— BEGIN —

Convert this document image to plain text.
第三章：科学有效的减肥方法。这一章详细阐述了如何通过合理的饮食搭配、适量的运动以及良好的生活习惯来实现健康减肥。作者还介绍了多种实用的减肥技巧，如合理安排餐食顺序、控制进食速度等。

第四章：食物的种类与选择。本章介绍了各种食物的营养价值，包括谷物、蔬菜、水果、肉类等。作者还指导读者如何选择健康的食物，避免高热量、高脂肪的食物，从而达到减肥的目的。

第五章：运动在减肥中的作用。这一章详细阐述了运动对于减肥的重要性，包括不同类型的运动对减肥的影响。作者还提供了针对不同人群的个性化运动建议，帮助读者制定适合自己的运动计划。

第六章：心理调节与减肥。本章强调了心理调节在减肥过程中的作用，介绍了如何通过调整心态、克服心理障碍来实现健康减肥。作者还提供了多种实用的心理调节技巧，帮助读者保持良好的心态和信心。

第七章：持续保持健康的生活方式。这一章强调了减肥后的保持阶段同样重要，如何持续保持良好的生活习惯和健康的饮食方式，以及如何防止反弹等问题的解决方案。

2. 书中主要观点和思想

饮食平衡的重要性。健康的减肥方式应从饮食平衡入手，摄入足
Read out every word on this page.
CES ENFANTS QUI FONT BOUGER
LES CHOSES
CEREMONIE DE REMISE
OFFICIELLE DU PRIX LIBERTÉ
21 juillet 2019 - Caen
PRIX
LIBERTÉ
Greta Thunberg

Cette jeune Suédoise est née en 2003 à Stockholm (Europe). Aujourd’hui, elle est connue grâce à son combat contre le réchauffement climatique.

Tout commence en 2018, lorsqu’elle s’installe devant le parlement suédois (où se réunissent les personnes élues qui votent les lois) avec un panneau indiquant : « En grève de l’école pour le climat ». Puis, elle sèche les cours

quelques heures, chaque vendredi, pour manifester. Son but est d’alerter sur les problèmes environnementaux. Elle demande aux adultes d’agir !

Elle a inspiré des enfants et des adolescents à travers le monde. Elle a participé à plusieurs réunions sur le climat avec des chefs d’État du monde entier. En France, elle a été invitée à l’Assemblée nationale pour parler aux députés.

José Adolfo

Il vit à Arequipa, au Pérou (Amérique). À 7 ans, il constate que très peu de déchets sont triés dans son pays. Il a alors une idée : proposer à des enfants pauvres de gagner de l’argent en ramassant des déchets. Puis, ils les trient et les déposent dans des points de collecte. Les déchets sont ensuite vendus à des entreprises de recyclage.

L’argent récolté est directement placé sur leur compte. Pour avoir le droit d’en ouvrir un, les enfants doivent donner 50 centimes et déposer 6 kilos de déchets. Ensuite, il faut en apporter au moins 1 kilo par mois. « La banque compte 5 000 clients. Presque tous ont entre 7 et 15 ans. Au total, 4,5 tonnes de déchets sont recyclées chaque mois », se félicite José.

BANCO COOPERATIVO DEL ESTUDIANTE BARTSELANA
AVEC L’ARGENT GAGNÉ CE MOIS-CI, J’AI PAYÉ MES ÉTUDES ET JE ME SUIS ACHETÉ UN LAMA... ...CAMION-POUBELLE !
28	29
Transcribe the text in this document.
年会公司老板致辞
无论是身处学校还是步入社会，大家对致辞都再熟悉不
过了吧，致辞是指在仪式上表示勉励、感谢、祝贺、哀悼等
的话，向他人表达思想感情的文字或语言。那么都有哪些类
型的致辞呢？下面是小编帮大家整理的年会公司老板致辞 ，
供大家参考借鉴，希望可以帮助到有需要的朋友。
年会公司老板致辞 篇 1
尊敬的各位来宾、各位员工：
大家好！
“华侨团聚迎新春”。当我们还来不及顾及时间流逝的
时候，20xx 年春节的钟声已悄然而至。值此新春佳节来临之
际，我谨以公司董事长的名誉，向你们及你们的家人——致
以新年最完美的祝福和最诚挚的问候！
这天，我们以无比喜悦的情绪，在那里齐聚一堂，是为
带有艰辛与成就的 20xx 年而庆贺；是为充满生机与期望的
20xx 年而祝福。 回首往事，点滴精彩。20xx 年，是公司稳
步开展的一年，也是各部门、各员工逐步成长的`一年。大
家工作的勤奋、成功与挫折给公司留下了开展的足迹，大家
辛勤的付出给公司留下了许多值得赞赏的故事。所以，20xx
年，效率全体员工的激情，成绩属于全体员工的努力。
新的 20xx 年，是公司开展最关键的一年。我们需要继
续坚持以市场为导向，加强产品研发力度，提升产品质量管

— END —

• **Given exercise**:
Check each line of the material above for "chaque" and say how many lines contain it, giving the number alone.

• **The completed task**:
2